── GIVEN RECORDS

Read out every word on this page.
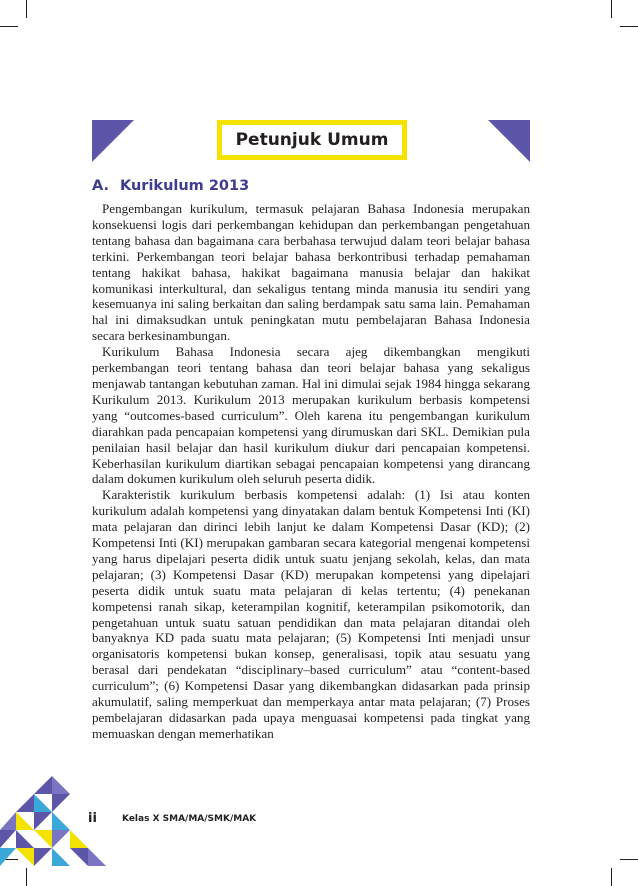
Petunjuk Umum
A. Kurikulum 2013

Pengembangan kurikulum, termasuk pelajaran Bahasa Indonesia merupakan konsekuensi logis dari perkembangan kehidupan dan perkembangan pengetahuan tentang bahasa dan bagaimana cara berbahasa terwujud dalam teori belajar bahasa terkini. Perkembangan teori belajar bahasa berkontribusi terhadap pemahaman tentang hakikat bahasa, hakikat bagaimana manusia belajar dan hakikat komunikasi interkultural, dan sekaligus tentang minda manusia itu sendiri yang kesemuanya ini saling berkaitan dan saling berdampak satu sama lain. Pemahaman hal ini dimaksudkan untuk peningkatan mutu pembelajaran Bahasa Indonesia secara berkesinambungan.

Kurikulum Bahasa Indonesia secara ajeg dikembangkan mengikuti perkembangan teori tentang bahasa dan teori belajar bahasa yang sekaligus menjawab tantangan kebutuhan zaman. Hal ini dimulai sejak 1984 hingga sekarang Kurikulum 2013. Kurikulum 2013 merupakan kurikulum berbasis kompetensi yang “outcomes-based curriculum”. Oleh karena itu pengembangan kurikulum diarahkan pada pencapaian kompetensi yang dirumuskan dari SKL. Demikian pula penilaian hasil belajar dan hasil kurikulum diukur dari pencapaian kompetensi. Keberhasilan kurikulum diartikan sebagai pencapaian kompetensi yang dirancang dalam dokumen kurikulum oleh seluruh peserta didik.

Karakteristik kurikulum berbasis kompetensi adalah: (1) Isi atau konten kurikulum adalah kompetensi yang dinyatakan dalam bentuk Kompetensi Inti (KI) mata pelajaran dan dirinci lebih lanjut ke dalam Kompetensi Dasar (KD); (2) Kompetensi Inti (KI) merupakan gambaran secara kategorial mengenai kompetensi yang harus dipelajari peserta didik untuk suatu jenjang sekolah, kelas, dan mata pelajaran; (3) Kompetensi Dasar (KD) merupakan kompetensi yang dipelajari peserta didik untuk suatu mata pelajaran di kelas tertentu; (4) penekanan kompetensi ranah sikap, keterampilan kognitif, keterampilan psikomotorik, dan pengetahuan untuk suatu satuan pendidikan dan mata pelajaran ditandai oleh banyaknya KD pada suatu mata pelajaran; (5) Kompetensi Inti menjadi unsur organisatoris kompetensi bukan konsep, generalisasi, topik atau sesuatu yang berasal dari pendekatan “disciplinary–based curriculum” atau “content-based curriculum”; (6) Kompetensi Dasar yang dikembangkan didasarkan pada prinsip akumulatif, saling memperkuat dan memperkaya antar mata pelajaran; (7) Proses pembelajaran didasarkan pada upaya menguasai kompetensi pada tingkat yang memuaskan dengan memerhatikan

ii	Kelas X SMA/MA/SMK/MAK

────
── GIVEN RECORDS

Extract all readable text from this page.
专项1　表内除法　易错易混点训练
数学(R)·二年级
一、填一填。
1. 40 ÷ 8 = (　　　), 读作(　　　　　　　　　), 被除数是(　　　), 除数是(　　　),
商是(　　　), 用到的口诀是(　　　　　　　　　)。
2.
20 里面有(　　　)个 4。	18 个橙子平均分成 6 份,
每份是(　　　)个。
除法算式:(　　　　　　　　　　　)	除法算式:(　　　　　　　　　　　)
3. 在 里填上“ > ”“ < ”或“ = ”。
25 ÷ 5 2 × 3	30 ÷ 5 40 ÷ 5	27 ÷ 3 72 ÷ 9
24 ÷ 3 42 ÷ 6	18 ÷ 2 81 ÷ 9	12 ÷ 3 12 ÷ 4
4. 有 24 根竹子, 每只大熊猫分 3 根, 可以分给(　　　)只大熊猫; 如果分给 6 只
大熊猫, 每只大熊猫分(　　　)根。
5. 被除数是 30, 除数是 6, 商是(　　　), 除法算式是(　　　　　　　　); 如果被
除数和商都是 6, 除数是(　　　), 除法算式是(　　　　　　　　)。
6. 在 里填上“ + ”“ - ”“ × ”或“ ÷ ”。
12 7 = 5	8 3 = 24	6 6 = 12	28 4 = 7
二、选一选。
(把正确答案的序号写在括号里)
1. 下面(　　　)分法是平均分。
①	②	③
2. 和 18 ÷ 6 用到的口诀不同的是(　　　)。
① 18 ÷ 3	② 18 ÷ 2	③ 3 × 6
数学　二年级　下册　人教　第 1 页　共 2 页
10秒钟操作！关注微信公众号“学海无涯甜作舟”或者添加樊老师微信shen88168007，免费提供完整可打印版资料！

────

§ WORK TO BE COMPLETED:
Search the preceding listing for "this" and extract every line where it is found.

§ FINISHED TASK:
Read out every word on this page.
Extract all readable text from this page.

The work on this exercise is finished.